[Stored records]
start

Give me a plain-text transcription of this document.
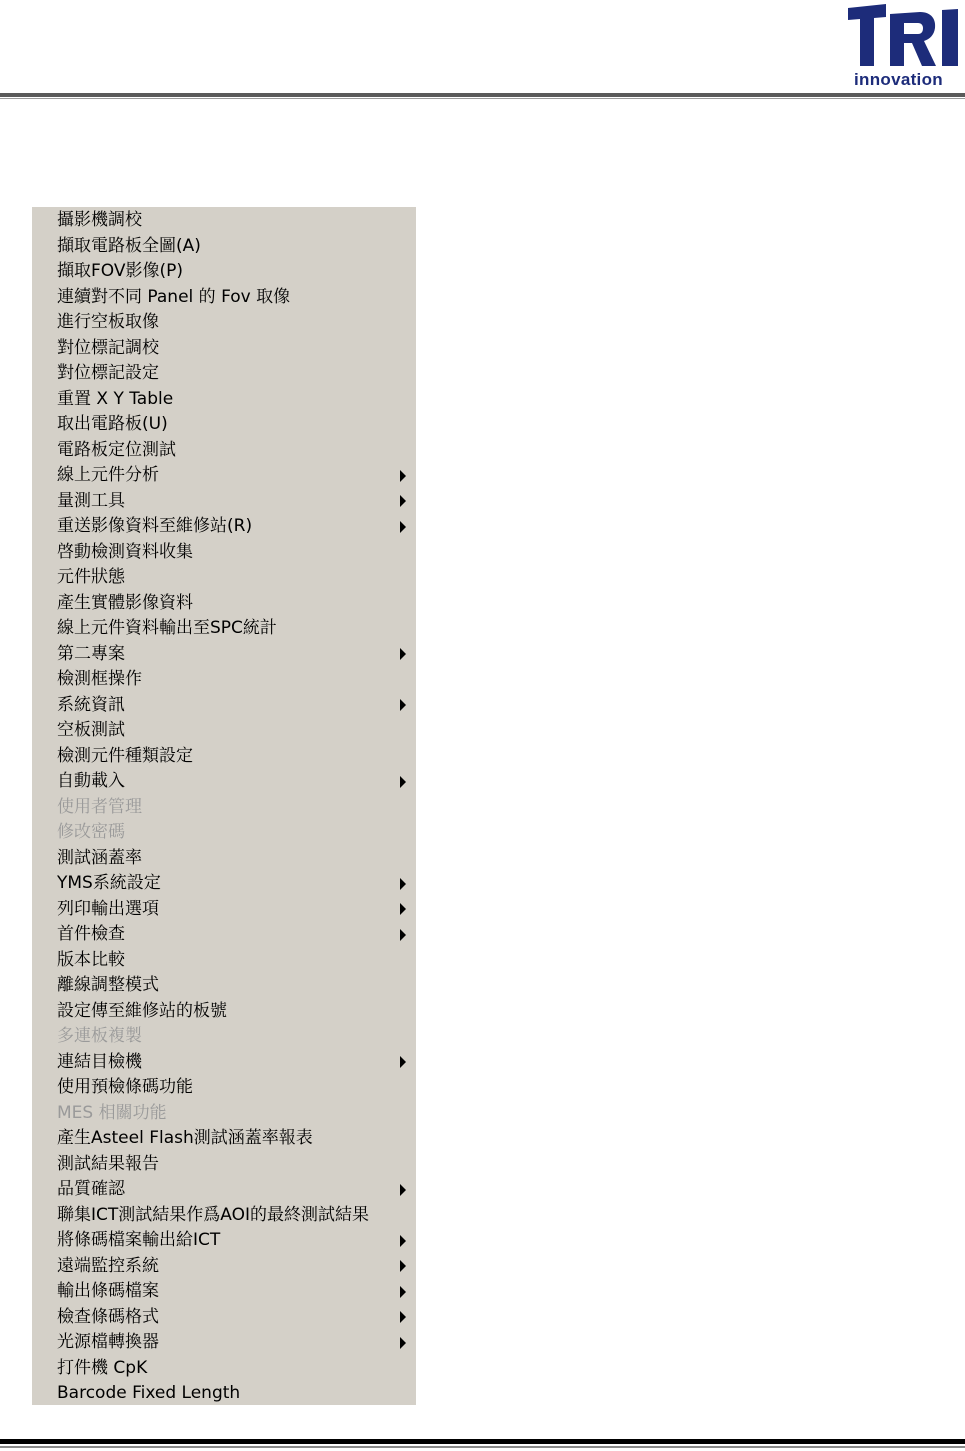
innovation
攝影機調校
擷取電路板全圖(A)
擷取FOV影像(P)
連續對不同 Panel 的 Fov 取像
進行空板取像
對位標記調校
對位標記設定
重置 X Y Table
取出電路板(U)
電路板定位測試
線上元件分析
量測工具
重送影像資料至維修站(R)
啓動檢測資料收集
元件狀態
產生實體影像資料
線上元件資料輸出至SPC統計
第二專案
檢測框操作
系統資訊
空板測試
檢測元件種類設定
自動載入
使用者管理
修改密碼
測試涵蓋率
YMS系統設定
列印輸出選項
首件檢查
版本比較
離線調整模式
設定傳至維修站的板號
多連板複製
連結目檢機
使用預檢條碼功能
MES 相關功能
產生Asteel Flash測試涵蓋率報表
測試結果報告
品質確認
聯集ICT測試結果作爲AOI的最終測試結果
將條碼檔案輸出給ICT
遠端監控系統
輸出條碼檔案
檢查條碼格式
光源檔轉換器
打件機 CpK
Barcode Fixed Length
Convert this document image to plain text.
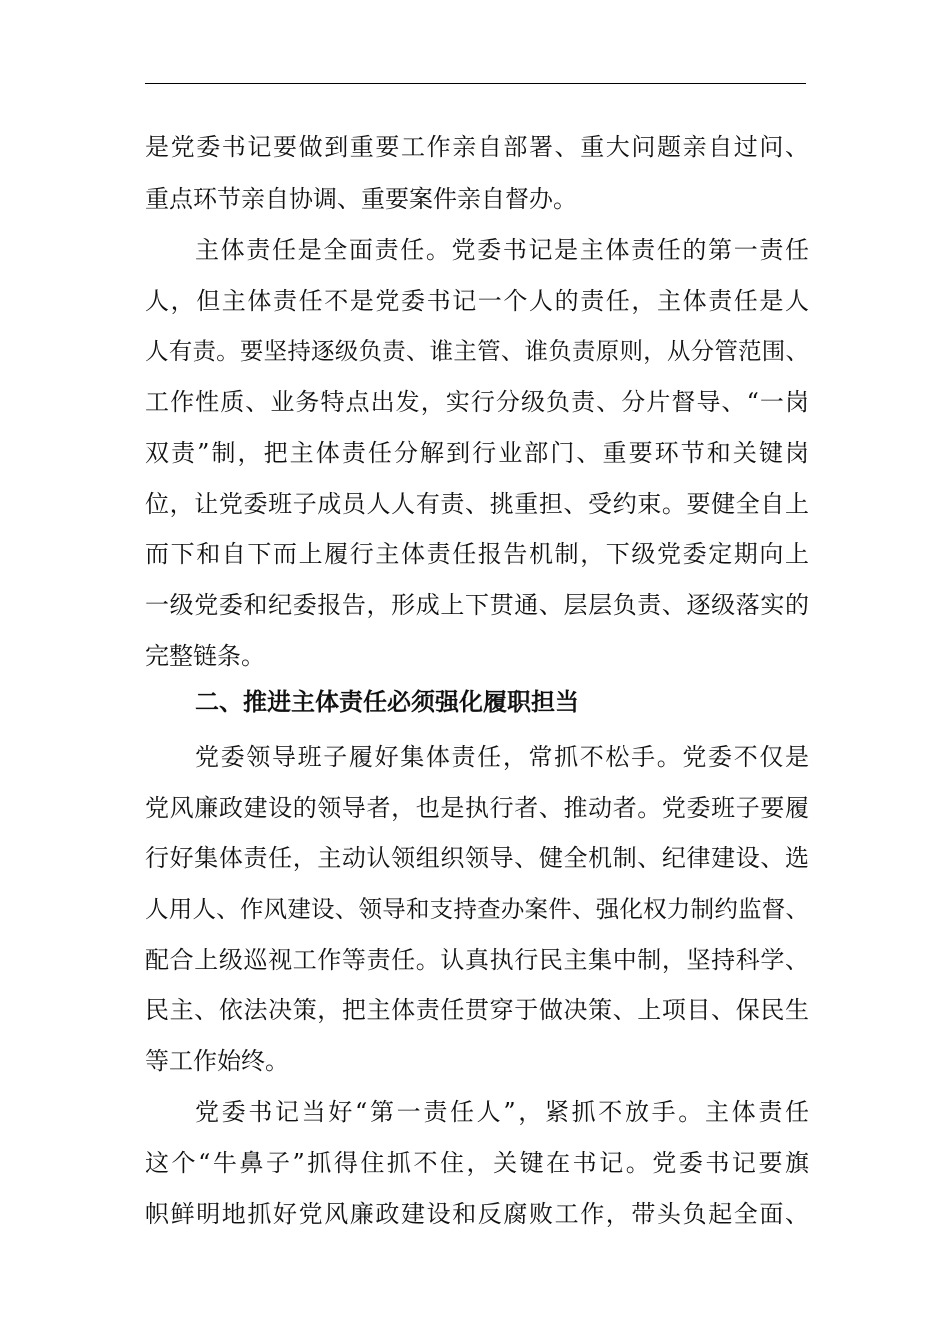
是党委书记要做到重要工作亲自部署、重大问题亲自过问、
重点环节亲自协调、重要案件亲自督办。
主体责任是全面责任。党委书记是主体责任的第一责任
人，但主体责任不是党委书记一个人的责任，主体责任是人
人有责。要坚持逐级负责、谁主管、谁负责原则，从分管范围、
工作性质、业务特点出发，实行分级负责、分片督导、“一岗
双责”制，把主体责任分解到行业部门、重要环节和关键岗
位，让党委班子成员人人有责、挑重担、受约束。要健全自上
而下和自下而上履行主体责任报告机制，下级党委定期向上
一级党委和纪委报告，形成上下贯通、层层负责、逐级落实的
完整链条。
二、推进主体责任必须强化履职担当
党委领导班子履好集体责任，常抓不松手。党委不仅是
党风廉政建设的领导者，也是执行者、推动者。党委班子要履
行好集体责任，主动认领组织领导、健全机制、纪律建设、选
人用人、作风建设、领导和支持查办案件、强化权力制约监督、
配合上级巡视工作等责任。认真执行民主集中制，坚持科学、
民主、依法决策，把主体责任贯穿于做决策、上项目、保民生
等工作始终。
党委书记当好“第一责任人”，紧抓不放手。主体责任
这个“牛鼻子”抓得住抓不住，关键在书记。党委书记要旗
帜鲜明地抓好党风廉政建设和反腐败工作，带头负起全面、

end

▶ **EXERCISE OBJECTIVE**:
Copy every record above exactly as written, but leave out the pictures.

▶ **THE OUTPUT**:
Give me a plain-text transcription of this document.
innovation
攝影機調校
擷取電路板全圖(A)
擷取FOV影像(P)
連續對不同 Panel 的 Fov 取像
進行空板取像
對位標記調校
對位標記設定
重置 X Y Table
取出電路板(U)
電路板定位測試
線上元件分析
量測工具
重送影像資料至維修站(R)
啓動檢測資料收集
元件狀態
產生實體影像資料
線上元件資料輸出至SPC統計
第二專案
檢測框操作
系統資訊
空板測試
檢測元件種類設定
自動載入
使用者管理
修改密碼
測試涵蓋率
YMS系統設定
列印輸出選項
首件檢查
版本比較
離線調整模式
設定傳至維修站的板號
多連板複製
連結目檢機
使用預檢條碼功能
MES 相關功能
產生Asteel Flash測試涵蓋率報表
測試結果報告
品質確認
聯集ICT測試結果作爲AOI的最終測試結果
將條碼檔案輸出給ICT
遠端監控系統
輸出條碼檔案
檢查條碼格式
光源檔轉換器
打件機 CpK
Barcode Fixed Length
Convert this document image to plain text.
是党委书记要做到重要工作亲自部署、重大问题亲自过问、
重点环节亲自协调、重要案件亲自督办。
主体责任是全面责任。党委书记是主体责任的第一责任
人，但主体责任不是党委书记一个人的责任，主体责任是人
人有责。要坚持逐级负责、谁主管、谁负责原则，从分管范围、
工作性质、业务特点出发，实行分级负责、分片督导、“一岗
双责”制，把主体责任分解到行业部门、重要环节和关键岗
位，让党委班子成员人人有责、挑重担、受约束。要健全自上
而下和自下而上履行主体责任报告机制，下级党委定期向上
一级党委和纪委报告，形成上下贯通、层层负责、逐级落实的
完整链条。
二、推进主体责任必须强化履职担当
党委领导班子履好集体责任，常抓不松手。党委不仅是
党风廉政建设的领导者，也是执行者、推动者。党委班子要履
行好集体责任，主动认领组织领导、健全机制、纪律建设、选
人用人、作风建设、领导和支持查办案件、强化权力制约监督、
配合上级巡视工作等责任。认真执行民主集中制，坚持科学、
民主、依法决策，把主体责任贯穿于做决策、上项目、保民生
等工作始终。
党委书记当好“第一责任人”，紧抓不放手。主体责任
这个“牛鼻子”抓得住抓不住，关键在书记。党委书记要旗
帜鲜明地抓好党风廉政建设和反腐败工作，带头负起全面、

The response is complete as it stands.